Look through the data and write out every line with the word "entreprise" in it.
╭─ Input
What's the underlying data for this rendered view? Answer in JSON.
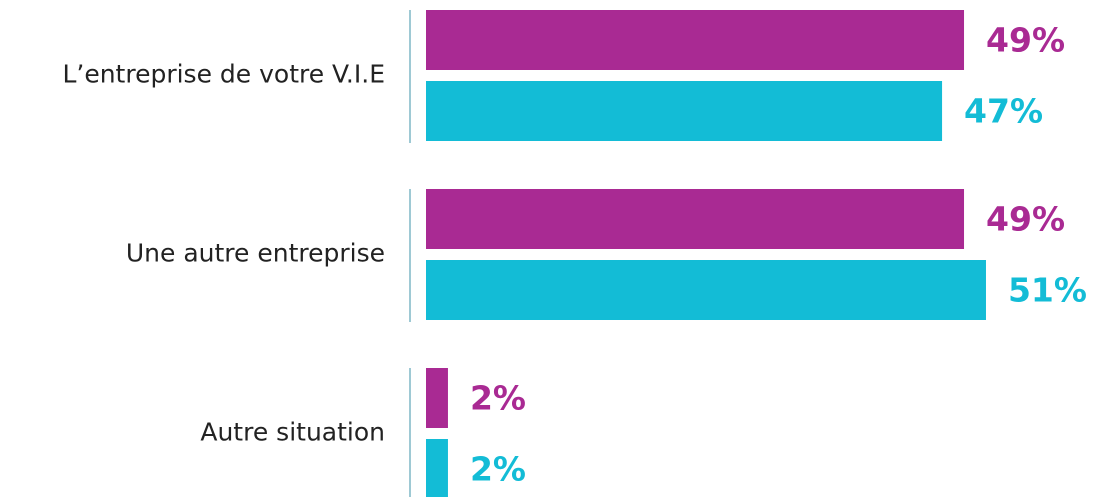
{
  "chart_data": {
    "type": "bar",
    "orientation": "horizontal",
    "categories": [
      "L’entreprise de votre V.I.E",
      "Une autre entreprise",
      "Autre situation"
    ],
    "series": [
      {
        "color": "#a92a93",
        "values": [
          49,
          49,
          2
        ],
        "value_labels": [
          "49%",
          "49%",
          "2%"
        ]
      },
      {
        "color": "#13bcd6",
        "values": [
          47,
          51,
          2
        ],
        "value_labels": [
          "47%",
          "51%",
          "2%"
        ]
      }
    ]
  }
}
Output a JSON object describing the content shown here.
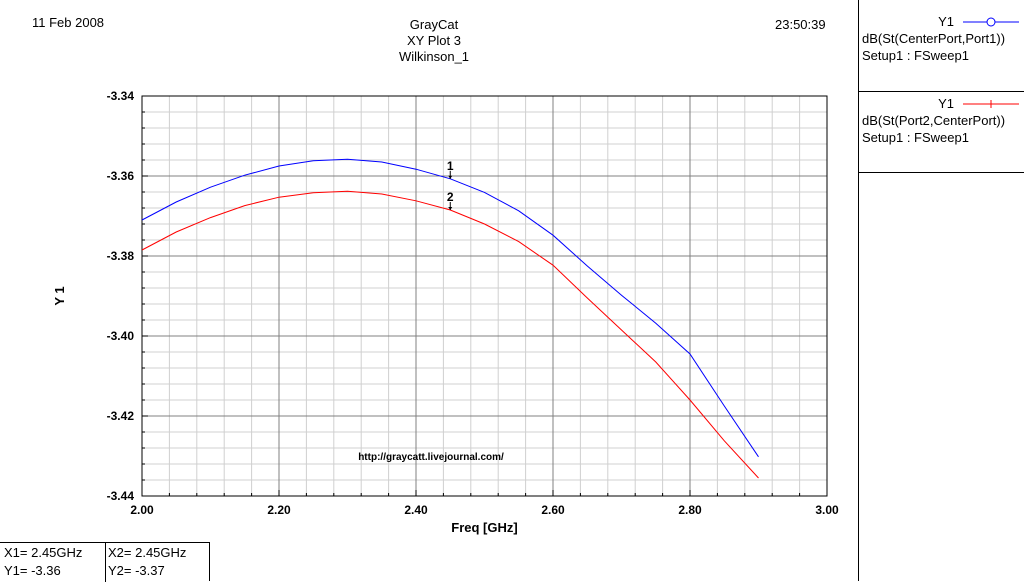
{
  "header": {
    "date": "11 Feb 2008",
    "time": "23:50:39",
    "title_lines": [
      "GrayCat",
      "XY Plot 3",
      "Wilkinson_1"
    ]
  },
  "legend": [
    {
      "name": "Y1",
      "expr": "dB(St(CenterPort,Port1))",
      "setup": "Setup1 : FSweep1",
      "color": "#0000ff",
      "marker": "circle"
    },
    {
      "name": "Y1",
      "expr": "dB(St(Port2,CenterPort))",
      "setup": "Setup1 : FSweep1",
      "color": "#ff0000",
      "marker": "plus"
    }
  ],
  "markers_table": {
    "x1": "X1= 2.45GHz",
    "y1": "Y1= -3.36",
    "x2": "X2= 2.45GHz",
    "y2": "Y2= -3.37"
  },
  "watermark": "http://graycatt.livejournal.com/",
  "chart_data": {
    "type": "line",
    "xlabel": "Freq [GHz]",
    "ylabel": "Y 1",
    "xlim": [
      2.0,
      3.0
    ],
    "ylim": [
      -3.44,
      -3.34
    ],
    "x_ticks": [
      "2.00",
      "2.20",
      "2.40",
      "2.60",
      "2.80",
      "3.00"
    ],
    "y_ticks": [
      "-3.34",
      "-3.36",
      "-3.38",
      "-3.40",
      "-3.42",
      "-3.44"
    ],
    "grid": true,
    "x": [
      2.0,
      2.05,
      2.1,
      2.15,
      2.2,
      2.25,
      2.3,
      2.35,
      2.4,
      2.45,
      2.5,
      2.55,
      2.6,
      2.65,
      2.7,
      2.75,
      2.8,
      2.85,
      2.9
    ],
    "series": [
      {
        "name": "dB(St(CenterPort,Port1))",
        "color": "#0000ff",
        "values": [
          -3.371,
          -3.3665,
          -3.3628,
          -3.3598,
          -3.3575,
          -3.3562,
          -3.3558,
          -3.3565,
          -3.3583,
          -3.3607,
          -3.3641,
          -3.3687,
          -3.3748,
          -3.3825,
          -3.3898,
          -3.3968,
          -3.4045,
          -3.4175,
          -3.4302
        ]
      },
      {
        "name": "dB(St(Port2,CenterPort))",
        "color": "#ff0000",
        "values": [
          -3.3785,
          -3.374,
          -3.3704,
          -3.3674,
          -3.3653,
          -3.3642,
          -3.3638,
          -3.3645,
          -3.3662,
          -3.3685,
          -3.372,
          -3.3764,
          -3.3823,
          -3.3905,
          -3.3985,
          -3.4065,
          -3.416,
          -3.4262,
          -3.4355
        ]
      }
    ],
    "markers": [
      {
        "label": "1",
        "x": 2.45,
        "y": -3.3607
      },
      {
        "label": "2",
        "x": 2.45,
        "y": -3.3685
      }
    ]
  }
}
╰─
╭─ Input
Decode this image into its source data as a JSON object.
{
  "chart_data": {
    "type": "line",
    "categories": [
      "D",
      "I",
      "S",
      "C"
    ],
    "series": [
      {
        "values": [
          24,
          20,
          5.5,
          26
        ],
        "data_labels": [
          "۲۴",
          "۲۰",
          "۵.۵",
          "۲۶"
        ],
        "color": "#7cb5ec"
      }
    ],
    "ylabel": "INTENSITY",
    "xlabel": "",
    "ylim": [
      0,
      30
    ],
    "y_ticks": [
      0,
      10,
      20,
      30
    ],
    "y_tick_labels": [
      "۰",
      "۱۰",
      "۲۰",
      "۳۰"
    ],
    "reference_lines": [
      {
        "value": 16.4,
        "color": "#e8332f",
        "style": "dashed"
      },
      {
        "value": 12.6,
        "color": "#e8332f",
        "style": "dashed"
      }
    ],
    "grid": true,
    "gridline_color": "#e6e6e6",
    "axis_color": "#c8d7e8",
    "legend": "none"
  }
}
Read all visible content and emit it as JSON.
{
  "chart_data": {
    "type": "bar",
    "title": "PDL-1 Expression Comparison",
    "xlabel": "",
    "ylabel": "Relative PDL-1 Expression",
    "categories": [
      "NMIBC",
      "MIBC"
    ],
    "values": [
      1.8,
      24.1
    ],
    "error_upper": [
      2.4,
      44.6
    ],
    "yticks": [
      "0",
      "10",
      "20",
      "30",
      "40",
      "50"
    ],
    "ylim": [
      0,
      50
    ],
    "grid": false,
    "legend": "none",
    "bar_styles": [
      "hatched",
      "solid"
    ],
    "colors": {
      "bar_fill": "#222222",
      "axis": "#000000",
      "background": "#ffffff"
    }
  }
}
╰─
╭─ Input
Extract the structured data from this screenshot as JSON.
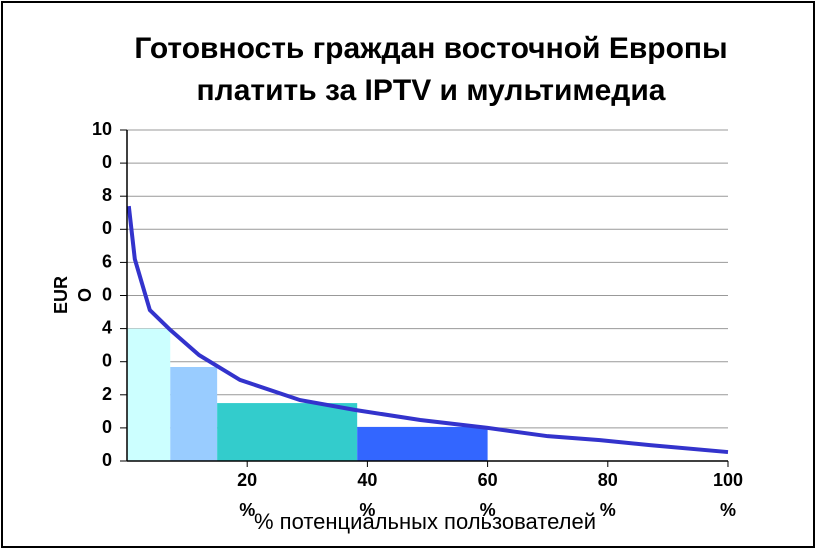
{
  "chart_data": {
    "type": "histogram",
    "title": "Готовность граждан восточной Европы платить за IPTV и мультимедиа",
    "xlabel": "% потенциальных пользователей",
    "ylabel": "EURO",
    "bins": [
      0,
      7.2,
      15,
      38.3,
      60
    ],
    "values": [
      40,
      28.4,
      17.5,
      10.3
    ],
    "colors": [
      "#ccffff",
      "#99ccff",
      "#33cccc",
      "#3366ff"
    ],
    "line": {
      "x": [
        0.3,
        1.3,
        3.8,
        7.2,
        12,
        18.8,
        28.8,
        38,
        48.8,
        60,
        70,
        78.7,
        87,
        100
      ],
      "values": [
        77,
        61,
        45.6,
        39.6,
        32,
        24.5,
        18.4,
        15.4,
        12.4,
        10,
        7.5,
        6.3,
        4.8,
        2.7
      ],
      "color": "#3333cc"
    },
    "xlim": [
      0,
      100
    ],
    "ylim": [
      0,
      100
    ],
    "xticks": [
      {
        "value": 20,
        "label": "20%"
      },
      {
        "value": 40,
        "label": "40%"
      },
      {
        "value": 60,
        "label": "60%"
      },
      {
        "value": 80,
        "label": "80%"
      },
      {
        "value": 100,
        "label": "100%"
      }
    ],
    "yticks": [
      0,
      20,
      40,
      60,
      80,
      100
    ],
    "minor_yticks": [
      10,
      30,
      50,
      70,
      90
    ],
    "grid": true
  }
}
╰─
- Full answer
      "L’entreprise de votre V.I.E",
      "Une autre entreprise",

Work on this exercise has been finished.